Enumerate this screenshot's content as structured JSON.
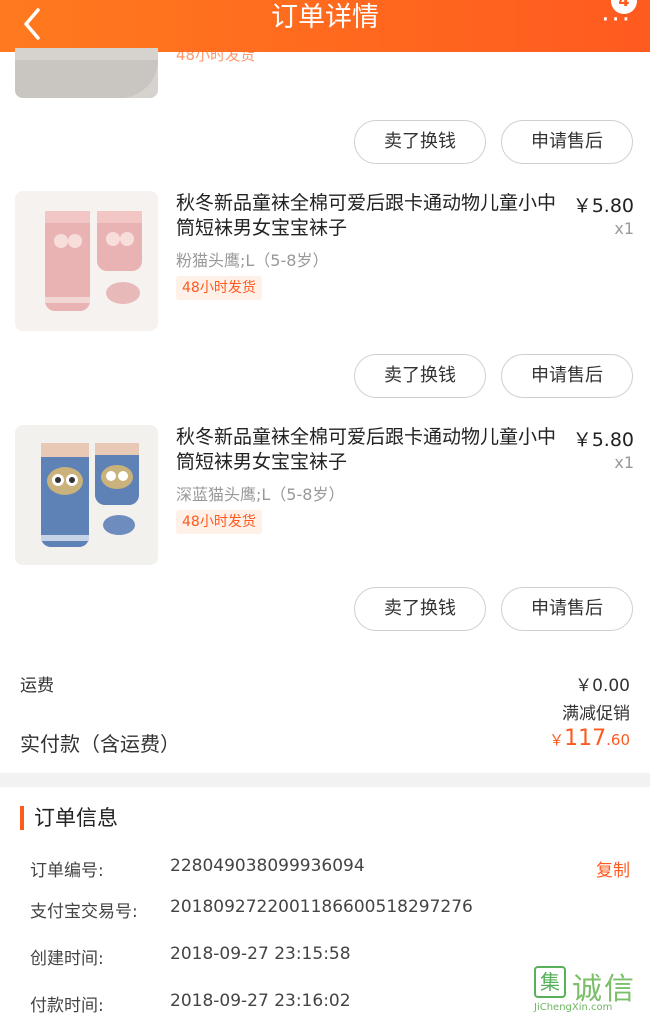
{
  "header": {
    "title": "订单详情",
    "more": "···",
    "badge": "4"
  },
  "top_partial": {
    "tag": "48小时发货"
  },
  "buttons": {
    "sell": "卖了换钱",
    "after_sale": "申请售后"
  },
  "items": [
    {
      "title": "秋冬新品童袜全棉可爱后跟卡通动物儿童小中筒短袜男女宝宝袜子",
      "price": "￥5.80",
      "qty": "x1",
      "spec": "粉猫头鹰;L（5-8岁）",
      "tag": "48小时发货",
      "sock_color": "#e9b3b4"
    },
    {
      "title": "秋冬新品童袜全棉可爱后跟卡通动物儿童小中筒短袜男女宝宝袜子",
      "price": "￥5.80",
      "qty": "x1",
      "spec": "深蓝猫头鹰;L（5-8岁）",
      "tag": "48小时发货",
      "sock_color": "#5f82b6"
    }
  ],
  "summary": {
    "shipping_label": "运费",
    "shipping_value": "￥0.00",
    "promo": "满减促销",
    "paid_label": "实付款（含运费）",
    "paid_currency": "￥",
    "paid_integer": "117",
    "paid_decimal": ".60"
  },
  "order_info": {
    "title": "订单信息",
    "copy": "复制",
    "rows": [
      {
        "label": "订单编号:",
        "value": "2280490380999360​94"
      },
      {
        "label": "支付宝交易号:",
        "value": "2018092722001186600518297276"
      },
      {
        "label": "创建时间:",
        "value": "2018-09-27 23:15:58"
      },
      {
        "label": "付款时间:",
        "value": "2018-09-27 23:16:02"
      }
    ]
  },
  "watermark": {
    "text": "诚信",
    "icon": "集",
    "sub": "JiChengXin.com"
  },
  "colors": {
    "accent": "#ff5a1f",
    "header_start": "#ff7a1e"
  }
}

────────────────────────────────────────

In your copy, repeat each record exactly and include no pictures.

Enumerate this screenshot's content as structured JSON.
{
  "header": {
    "title": "订单详情",
    "more": "···",
    "badge": "4"
  },
  "top_partial": {
    "tag": "48小时发货"
  },
  "buttons": {
    "sell": "卖了换钱",
    "after_sale": "申请售后"
  },
  "items": [
    {
      "title": "秋冬新品童袜全棉可爱后跟卡通动物儿童小中筒短袜男女宝宝袜子",
      "price": "￥5.80",
      "qty": "x1",
      "spec": "粉猫头鹰;L（5-8岁）",
      "tag": "48小时发货",
      "sock_color": "#e9b3b4"
    },
    {
      "title": "秋冬新品童袜全棉可爱后跟卡通动物儿童小中筒短袜男女宝宝袜子",
      "price": "￥5.80",
      "qty": "x1",
      "spec": "深蓝猫头鹰;L（5-8岁）",
      "tag": "48小时发货",
      "sock_color": "#5f82b6"
    }
  ],
  "summary": {
    "shipping_label": "运费",
    "shipping_value": "￥0.00",
    "promo": "满减促销",
    "paid_label": "实付款（含运费）",
    "paid_currency": "￥",
    "paid_integer": "117",
    "paid_decimal": ".60"
  },
  "order_info": {
    "title": "订单信息",
    "copy": "复制",
    "rows": [
      {
        "label": "订单编号:",
        "value": "2280490380999360​94"
      },
      {
        "label": "支付宝交易号:",
        "value": "2018092722001186600518297276"
      },
      {
        "label": "创建时间:",
        "value": "2018-09-27 23:15:58"
      },
      {
        "label": "付款时间:",
        "value": "2018-09-27 23:16:02"
      }
    ]
  },
  "watermark": {
    "text": "诚信",
    "icon": "集",
    "sub": "JiChengXin.com"
  },
  "colors": {
    "accent": "#ff5a1f",
    "header_start": "#ff7a1e"
  }
}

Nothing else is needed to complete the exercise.